▸ Exercise description: Can you retype every line of the material that follows, keeping each one identical to how it appears?

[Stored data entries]
================
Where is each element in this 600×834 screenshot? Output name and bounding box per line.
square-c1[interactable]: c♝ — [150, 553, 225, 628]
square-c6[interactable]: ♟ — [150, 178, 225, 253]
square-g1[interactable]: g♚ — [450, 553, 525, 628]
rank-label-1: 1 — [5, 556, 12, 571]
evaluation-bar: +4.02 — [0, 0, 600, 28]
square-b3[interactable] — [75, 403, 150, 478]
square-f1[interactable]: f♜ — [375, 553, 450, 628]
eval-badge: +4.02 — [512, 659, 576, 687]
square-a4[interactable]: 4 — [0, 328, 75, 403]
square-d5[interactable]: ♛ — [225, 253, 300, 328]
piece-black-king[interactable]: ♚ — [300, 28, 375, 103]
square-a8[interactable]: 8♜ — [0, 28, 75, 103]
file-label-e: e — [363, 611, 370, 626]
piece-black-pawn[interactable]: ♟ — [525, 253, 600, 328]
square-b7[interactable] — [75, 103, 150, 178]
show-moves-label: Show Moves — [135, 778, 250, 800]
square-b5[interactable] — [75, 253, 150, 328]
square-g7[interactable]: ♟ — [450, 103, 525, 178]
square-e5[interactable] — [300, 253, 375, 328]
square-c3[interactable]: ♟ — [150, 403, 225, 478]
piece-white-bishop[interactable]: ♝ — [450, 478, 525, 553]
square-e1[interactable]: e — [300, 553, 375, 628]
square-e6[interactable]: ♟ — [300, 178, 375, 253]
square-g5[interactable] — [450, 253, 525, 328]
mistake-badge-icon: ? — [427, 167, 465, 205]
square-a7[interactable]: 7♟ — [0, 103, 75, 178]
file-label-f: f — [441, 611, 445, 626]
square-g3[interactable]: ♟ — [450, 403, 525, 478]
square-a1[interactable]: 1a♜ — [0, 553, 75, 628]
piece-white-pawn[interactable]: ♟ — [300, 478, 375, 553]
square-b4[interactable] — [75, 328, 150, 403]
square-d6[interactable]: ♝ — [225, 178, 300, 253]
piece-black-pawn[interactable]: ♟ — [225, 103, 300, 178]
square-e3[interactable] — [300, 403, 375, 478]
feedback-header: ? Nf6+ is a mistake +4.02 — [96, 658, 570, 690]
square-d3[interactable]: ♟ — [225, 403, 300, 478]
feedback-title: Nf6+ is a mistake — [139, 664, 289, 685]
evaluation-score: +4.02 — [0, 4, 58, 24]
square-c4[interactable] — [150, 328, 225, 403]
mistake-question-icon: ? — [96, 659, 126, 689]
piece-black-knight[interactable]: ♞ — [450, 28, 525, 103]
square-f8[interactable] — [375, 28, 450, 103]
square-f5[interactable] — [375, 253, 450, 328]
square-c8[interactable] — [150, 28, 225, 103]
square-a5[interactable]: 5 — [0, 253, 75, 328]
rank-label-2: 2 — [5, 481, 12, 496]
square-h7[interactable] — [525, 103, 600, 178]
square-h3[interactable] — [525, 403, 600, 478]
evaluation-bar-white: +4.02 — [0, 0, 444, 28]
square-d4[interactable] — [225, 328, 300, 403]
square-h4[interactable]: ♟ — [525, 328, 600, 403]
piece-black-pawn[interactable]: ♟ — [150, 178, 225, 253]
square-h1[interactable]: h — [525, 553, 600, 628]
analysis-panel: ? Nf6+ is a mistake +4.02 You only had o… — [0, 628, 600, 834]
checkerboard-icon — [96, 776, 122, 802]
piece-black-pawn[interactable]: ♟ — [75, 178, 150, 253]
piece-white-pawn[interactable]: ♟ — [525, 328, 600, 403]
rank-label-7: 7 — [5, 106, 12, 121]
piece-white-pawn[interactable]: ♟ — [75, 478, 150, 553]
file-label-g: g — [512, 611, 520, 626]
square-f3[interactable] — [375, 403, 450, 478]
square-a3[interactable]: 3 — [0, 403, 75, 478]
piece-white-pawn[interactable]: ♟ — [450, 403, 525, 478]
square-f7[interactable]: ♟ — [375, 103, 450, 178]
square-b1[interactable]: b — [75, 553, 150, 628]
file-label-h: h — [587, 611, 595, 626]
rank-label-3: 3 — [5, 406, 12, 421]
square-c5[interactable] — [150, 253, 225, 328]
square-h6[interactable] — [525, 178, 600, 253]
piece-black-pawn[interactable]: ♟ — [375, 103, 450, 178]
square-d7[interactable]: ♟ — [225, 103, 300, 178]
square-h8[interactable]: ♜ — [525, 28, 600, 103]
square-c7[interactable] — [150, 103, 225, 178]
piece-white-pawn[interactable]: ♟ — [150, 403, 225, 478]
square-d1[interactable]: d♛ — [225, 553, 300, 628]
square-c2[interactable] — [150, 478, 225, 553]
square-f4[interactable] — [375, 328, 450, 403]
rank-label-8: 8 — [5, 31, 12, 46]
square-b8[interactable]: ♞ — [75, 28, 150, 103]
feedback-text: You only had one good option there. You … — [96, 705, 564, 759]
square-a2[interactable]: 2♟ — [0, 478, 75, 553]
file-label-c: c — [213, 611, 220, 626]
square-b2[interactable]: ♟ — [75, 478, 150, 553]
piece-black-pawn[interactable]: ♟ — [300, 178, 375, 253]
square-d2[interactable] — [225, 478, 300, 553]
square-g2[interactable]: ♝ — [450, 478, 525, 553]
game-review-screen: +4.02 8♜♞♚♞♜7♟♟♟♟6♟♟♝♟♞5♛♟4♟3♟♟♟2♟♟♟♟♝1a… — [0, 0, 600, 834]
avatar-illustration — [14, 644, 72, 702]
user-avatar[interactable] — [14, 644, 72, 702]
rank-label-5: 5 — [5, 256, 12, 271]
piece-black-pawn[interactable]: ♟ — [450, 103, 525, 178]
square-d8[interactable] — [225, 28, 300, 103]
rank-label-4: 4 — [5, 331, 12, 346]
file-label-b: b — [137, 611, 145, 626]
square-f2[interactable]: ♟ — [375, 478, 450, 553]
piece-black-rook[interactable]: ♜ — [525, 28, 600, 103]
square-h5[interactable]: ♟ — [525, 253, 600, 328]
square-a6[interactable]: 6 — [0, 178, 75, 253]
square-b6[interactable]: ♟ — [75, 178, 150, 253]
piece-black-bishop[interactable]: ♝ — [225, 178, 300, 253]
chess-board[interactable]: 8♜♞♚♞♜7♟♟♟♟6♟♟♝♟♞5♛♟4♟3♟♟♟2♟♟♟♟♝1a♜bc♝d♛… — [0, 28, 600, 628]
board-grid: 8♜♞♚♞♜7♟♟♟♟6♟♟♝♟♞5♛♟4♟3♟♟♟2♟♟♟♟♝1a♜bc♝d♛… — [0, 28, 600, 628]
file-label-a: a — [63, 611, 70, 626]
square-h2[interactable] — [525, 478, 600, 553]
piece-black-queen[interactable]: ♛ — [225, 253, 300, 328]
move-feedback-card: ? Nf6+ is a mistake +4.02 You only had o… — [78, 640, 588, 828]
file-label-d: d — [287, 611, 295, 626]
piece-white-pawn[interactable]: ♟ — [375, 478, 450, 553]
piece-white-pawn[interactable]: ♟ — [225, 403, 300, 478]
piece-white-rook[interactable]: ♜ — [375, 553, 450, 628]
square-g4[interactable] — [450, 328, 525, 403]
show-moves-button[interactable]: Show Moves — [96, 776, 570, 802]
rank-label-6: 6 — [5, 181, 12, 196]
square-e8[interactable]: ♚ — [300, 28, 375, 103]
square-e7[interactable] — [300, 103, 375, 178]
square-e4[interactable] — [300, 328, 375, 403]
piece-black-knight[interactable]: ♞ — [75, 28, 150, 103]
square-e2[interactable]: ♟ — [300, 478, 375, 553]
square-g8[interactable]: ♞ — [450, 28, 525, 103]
================
▸ Full solution:
Where is each element in this 600×834 screenshot? Output name and bounding box per line.
square-c1[interactable]: c♝ — [150, 553, 225, 628]
square-c6[interactable]: ♟ — [150, 178, 225, 253]
square-g1[interactable]: g♚ — [450, 553, 525, 628]
rank-label-1: 1 — [5, 556, 12, 571]
evaluation-bar: +4.02 — [0, 0, 600, 28]
square-b3[interactable] — [75, 403, 150, 478]
square-f1[interactable]: f♜ — [375, 553, 450, 628]
eval-badge: +4.02 — [512, 659, 576, 687]
square-a4[interactable]: 4 — [0, 328, 75, 403]
square-d5[interactable]: ♛ — [225, 253, 300, 328]
piece-black-king[interactable]: ♚ — [300, 28, 375, 103]
square-a8[interactable]: 8♜ — [0, 28, 75, 103]
file-label-e: e — [363, 611, 370, 626]
piece-black-pawn[interactable]: ♟ — [525, 253, 600, 328]
square-b7[interactable] — [75, 103, 150, 178]
show-moves-label: Show Moves — [135, 778, 250, 800]
square-b5[interactable] — [75, 253, 150, 328]
square-g7[interactable]: ♟ — [450, 103, 525, 178]
square-e5[interactable] — [300, 253, 375, 328]
square-c3[interactable]: ♟ — [150, 403, 225, 478]
piece-white-bishop[interactable]: ♝ — [450, 478, 525, 553]
square-e1[interactable]: e — [300, 553, 375, 628]
square-e6[interactable]: ♟ — [300, 178, 375, 253]
square-g5[interactable] — [450, 253, 525, 328]
mistake-badge-icon: ? — [427, 167, 465, 205]
square-a7[interactable]: 7♟ — [0, 103, 75, 178]
file-label-f: f — [441, 611, 445, 626]
square-g3[interactable]: ♟ — [450, 403, 525, 478]
square-a1[interactable]: 1a♜ — [0, 553, 75, 628]
piece-white-pawn[interactable]: ♟ — [300, 478, 375, 553]
square-b4[interactable] — [75, 328, 150, 403]
square-d6[interactable]: ♝ — [225, 178, 300, 253]
piece-black-pawn[interactable]: ♟ — [225, 103, 300, 178]
square-e3[interactable] — [300, 403, 375, 478]
feedback-header: ? Nf6+ is a mistake +4.02 — [96, 658, 570, 690]
square-d3[interactable]: ♟ — [225, 403, 300, 478]
feedback-title: Nf6+ is a mistake — [139, 664, 289, 685]
evaluation-score: +4.02 — [0, 4, 58, 24]
square-c4[interactable] — [150, 328, 225, 403]
mistake-question-icon: ? — [96, 659, 126, 689]
piece-black-knight[interactable]: ♞ — [450, 28, 525, 103]
square-f8[interactable] — [375, 28, 450, 103]
square-f5[interactable] — [375, 253, 450, 328]
square-c8[interactable] — [150, 28, 225, 103]
square-a5[interactable]: 5 — [0, 253, 75, 328]
rank-label-2: 2 — [5, 481, 12, 496]
square-h7[interactable] — [525, 103, 600, 178]
square-h3[interactable] — [525, 403, 600, 478]
evaluation-bar-white: +4.02 — [0, 0, 444, 28]
square-d4[interactable] — [225, 328, 300, 403]
square-h4[interactable]: ♟ — [525, 328, 600, 403]
piece-black-pawn[interactable]: ♟ — [150, 178, 225, 253]
square-h1[interactable]: h — [525, 553, 600, 628]
analysis-panel: ? Nf6+ is a mistake +4.02 You only had o… — [0, 628, 600, 834]
checkerboard-icon — [96, 776, 122, 802]
piece-black-pawn[interactable]: ♟ — [75, 178, 150, 253]
piece-white-pawn[interactable]: ♟ — [525, 328, 600, 403]
rank-label-7: 7 — [5, 106, 12, 121]
piece-white-pawn[interactable]: ♟ — [75, 478, 150, 553]
file-label-g: g — [512, 611, 520, 626]
square-f3[interactable] — [375, 403, 450, 478]
square-a3[interactable]: 3 — [0, 403, 75, 478]
piece-white-pawn[interactable]: ♟ — [450, 403, 525, 478]
square-f7[interactable]: ♟ — [375, 103, 450, 178]
square-b1[interactable]: b — [75, 553, 150, 628]
file-label-h: h — [587, 611, 595, 626]
rank-label-3: 3 — [5, 406, 12, 421]
square-c5[interactable] — [150, 253, 225, 328]
square-h6[interactable] — [525, 178, 600, 253]
piece-black-pawn[interactable]: ♟ — [375, 103, 450, 178]
square-d7[interactable]: ♟ — [225, 103, 300, 178]
square-h8[interactable]: ♜ — [525, 28, 600, 103]
square-c7[interactable] — [150, 103, 225, 178]
piece-white-pawn[interactable]: ♟ — [150, 403, 225, 478]
square-d1[interactable]: d♛ — [225, 553, 300, 628]
square-c2[interactable] — [150, 478, 225, 553]
square-f4[interactable] — [375, 328, 450, 403]
rank-label-8: 8 — [5, 31, 12, 46]
square-b8[interactable]: ♞ — [75, 28, 150, 103]
feedback-text: You only had one good option there. You … — [96, 705, 564, 759]
square-a2[interactable]: 2♟ — [0, 478, 75, 553]
file-label-c: c — [213, 611, 220, 626]
square-b2[interactable]: ♟ — [75, 478, 150, 553]
piece-black-pawn[interactable]: ♟ — [300, 178, 375, 253]
square-d2[interactable] — [225, 478, 300, 553]
square-g2[interactable]: ♝ — [450, 478, 525, 553]
game-review-screen: +4.02 8♜♞♚♞♜7♟♟♟♟6♟♟♝♟♞5♛♟4♟3♟♟♟2♟♟♟♟♝1a… — [0, 0, 600, 834]
avatar-illustration — [14, 644, 72, 702]
user-avatar[interactable] — [14, 644, 72, 702]
rank-label-5: 5 — [5, 256, 12, 271]
piece-black-pawn[interactable]: ♟ — [450, 103, 525, 178]
square-d8[interactable] — [225, 28, 300, 103]
rank-label-4: 4 — [5, 331, 12, 346]
file-label-b: b — [137, 611, 145, 626]
square-f2[interactable]: ♟ — [375, 478, 450, 553]
piece-black-rook[interactable]: ♜ — [525, 28, 600, 103]
square-h5[interactable]: ♟ — [525, 253, 600, 328]
square-a6[interactable]: 6 — [0, 178, 75, 253]
square-b6[interactable]: ♟ — [75, 178, 150, 253]
piece-black-bishop[interactable]: ♝ — [225, 178, 300, 253]
chess-board[interactable]: 8♜♞♚♞♜7♟♟♟♟6♟♟♝♟♞5♛♟4♟3♟♟♟2♟♟♟♟♝1a♜bc♝d♛… — [0, 28, 600, 628]
board-grid: 8♜♞♚♞♜7♟♟♟♟6♟♟♝♟♞5♛♟4♟3♟♟♟2♟♟♟♟♝1a♜bc♝d♛… — [0, 28, 600, 628]
file-label-a: a — [63, 611, 70, 626]
square-h2[interactable] — [525, 478, 600, 553]
piece-black-queen[interactable]: ♛ — [225, 253, 300, 328]
move-feedback-card: ? Nf6+ is a mistake +4.02 You only had o… — [78, 640, 588, 828]
file-label-d: d — [287, 611, 295, 626]
piece-white-pawn[interactable]: ♟ — [375, 478, 450, 553]
piece-white-pawn[interactable]: ♟ — [225, 403, 300, 478]
piece-white-rook[interactable]: ♜ — [375, 553, 450, 628]
square-g4[interactable] — [450, 328, 525, 403]
show-moves-button[interactable]: Show Moves — [96, 776, 570, 802]
rank-label-6: 6 — [5, 181, 12, 196]
square-e8[interactable]: ♚ — [300, 28, 375, 103]
square-e7[interactable] — [300, 103, 375, 178]
square-e4[interactable] — [300, 328, 375, 403]
piece-black-knight[interactable]: ♞ — [75, 28, 150, 103]
square-e2[interactable]: ♟ — [300, 478, 375, 553]
square-g8[interactable]: ♞ — [450, 28, 525, 103]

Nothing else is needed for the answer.